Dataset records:

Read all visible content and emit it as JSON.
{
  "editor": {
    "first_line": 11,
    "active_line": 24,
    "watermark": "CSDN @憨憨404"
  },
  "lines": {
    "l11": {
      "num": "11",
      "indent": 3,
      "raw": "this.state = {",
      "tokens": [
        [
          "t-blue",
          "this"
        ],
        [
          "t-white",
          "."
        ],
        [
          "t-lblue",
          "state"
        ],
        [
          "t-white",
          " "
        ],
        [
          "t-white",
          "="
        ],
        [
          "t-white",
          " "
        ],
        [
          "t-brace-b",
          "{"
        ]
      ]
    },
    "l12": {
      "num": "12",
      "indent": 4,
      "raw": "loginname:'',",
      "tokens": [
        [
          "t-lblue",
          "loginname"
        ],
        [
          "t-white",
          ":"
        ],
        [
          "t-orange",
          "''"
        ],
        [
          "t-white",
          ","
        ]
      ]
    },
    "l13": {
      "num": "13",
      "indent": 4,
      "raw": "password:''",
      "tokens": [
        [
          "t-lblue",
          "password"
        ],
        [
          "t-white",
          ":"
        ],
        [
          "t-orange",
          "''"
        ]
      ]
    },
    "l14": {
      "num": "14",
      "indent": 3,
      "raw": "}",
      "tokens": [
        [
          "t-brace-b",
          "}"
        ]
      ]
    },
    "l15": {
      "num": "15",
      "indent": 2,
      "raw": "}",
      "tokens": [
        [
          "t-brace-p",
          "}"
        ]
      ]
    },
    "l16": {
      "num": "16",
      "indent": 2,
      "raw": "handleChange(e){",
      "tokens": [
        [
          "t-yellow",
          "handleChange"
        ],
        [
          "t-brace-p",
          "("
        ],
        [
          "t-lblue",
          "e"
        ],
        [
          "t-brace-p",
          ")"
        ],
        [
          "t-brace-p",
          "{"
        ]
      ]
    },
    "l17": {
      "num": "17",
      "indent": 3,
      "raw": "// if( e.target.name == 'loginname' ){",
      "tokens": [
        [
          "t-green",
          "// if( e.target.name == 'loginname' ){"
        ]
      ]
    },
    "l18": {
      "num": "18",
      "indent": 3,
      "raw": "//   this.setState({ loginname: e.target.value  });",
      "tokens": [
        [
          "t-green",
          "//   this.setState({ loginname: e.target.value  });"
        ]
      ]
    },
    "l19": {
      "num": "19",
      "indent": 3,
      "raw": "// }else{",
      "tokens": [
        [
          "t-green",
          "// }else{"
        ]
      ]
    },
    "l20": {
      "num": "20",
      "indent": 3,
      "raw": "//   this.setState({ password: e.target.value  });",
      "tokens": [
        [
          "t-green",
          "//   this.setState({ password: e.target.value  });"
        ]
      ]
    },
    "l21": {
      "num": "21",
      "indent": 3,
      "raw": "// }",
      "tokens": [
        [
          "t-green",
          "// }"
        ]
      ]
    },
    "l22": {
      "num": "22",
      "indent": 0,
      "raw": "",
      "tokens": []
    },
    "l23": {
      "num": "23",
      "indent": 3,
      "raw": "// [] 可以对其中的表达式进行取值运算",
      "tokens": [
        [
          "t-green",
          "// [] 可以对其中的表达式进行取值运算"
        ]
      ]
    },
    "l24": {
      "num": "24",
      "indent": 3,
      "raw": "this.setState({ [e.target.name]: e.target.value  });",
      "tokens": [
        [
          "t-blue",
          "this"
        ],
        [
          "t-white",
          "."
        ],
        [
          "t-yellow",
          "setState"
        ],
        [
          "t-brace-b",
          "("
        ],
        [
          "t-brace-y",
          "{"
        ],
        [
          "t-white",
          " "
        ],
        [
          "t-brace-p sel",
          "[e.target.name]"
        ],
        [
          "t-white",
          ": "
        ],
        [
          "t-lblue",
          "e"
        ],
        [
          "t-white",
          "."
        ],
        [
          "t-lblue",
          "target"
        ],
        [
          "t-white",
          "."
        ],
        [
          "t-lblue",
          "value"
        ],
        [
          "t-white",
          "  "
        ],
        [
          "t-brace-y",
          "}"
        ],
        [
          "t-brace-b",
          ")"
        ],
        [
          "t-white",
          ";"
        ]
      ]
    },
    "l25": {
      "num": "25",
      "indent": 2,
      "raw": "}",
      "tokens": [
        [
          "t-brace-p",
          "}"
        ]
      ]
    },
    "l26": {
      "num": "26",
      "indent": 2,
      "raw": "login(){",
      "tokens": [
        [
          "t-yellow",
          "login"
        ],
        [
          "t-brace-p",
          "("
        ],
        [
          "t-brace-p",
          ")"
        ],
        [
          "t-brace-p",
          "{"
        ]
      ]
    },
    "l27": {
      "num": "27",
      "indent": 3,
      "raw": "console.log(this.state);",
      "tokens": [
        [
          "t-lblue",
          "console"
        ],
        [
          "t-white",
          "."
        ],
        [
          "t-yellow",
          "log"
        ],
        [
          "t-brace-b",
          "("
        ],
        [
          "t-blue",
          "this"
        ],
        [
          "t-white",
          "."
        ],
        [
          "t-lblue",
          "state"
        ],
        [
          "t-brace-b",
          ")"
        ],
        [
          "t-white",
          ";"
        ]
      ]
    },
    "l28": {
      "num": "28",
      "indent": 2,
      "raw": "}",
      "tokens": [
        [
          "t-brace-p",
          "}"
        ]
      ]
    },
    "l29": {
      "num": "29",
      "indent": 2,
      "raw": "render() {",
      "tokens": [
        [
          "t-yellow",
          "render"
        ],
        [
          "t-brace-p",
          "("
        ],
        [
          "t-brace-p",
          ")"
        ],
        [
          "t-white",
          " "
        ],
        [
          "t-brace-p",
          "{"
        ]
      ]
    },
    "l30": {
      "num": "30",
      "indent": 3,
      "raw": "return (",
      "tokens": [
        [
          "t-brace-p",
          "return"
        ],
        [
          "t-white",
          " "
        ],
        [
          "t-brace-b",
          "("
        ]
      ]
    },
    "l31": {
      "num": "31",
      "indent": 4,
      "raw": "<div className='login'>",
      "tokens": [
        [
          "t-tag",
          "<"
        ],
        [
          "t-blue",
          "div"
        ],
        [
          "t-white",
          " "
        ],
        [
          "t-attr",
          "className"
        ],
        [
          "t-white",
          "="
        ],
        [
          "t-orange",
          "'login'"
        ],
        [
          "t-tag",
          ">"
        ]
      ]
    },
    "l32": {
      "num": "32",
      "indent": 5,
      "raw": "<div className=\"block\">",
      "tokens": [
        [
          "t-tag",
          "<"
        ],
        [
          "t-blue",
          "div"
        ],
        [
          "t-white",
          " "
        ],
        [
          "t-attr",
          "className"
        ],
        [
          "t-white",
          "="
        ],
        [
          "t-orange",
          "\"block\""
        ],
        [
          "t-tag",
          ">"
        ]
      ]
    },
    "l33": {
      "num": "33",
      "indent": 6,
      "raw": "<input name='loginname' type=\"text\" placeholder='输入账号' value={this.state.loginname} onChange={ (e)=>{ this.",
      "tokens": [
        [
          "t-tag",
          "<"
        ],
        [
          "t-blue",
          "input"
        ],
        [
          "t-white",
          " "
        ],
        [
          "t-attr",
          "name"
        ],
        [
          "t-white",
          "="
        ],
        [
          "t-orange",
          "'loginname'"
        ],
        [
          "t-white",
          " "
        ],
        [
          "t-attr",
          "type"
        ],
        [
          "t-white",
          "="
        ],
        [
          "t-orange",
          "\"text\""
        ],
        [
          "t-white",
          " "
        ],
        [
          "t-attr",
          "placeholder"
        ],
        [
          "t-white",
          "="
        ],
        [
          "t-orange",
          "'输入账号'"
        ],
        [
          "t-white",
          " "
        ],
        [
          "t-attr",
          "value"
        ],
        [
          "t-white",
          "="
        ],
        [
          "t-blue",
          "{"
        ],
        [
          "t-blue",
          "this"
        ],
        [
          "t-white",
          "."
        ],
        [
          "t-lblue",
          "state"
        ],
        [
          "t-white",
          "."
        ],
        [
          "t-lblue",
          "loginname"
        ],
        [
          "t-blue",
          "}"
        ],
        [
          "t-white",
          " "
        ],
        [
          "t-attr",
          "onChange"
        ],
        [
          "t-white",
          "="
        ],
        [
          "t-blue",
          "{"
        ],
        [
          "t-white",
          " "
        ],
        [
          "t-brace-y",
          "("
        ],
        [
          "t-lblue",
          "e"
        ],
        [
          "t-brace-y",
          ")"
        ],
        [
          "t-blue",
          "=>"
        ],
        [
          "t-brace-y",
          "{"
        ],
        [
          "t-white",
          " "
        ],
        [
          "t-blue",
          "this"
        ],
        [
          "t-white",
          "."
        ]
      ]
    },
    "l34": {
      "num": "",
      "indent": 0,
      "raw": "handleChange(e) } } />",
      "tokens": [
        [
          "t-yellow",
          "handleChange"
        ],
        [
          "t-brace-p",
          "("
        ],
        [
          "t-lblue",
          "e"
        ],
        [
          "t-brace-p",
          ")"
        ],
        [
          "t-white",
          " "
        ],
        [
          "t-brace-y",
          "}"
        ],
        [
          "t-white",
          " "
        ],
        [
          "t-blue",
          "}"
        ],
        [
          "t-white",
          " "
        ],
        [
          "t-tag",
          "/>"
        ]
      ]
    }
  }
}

▶ **Set problem**: How many lines of the entries above hold the string "可以对其中的表达式进行取值运算"? Reply with the number alone.

▶ **In response**: 2